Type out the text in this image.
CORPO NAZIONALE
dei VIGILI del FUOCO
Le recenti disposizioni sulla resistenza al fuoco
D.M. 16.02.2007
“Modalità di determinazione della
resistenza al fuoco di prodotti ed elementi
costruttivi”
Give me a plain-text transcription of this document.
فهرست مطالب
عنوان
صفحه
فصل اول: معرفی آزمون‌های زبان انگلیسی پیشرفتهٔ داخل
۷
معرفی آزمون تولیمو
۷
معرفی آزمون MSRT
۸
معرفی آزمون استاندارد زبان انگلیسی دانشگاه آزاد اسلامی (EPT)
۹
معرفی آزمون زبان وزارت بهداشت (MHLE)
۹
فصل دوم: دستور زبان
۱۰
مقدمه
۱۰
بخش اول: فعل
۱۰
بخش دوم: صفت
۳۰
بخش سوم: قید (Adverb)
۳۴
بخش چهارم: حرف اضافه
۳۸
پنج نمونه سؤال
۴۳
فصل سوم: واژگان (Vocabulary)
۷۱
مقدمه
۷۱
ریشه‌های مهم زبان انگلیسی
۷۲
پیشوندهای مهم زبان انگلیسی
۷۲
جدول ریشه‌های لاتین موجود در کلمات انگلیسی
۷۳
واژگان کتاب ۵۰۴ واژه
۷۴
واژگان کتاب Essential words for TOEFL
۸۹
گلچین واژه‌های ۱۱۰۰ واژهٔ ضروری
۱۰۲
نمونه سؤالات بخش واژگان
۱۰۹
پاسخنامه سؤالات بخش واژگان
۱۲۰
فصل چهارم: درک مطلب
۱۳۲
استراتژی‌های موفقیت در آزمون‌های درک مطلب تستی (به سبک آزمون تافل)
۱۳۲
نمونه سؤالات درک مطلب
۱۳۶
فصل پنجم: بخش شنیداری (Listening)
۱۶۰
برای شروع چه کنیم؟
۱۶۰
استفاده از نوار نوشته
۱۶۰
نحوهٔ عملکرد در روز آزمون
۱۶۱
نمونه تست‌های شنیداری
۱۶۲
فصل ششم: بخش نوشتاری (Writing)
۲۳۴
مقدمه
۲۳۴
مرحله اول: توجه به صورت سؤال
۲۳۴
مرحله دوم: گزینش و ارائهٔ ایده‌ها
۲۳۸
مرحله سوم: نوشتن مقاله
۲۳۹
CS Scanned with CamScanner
####################
Instructions for the task: Reproduce only the lines between the line containing "Give me a plain-text" and the last line of the records, those two lines included, exactly.

Answer below:
Give me a plain-text transcription of this document.
فهرست مطالب
عنوان
صفحه
فصل اول: معرفی آزمون‌های زبان انگلیسی پیشرفتهٔ داخل
۷
معرفی آزمون تولیمو
۷
معرفی آزمون MSRT
۸
معرفی آزمون استاندارد زبان انگلیسی دانشگاه آزاد اسلامی (EPT)
۹
معرفی آزمون زبان وزارت بهداشت (MHLE)
۹
فصل دوم: دستور زبان
۱۰
مقدمه
۱۰
بخش اول: فعل
۱۰
بخش دوم: صفت
۳۰
بخش سوم: قید (Adverb)
۳۴
بخش چهارم: حرف اضافه
۳۸
پنج نمونه سؤال
۴۳
فصل سوم: واژگان (Vocabulary)
۷۱
مقدمه
۷۱
ریشه‌های مهم زبان انگلیسی
۷۲
پیشوندهای مهم زبان انگلیسی
۷۲
جدول ریشه‌های لاتین موجود در کلمات انگلیسی
۷۳
واژگان کتاب ۵۰۴ واژه
۷۴
واژگان کتاب Essential words for TOEFL
۸۹
گلچین واژه‌های ۱۱۰۰ واژهٔ ضروری
۱۰۲
نمونه سؤالات بخش واژگان
۱۰۹
پاسخنامه سؤالات بخش واژگان
۱۲۰
فصل چهارم: درک مطلب
۱۳۲
استراتژی‌های موفقیت در آزمون‌های درک مطلب تستی (به سبک آزمون تافل)
۱۳۲
نمونه سؤالات درک مطلب
۱۳۶
فصل پنجم: بخش شنیداری (Listening)
۱۶۰
برای شروع چه کنیم؟
۱۶۰
استفاده از نوار نوشته
۱۶۰
نحوهٔ عملکرد در روز آزمون
۱۶۱
نمونه تست‌های شنیداری
۱۶۲
فصل ششم: بخش نوشتاری (Writing)
۲۳۴
مقدمه
۲۳۴
مرحله اول: توجه به صورت سؤال
۲۳۴
مرحله دوم: گزینش و ارائهٔ ایده‌ها
۲۳۸
مرحله سوم: نوشتن مقاله
۲۳۹
CS Scanned with CamScanner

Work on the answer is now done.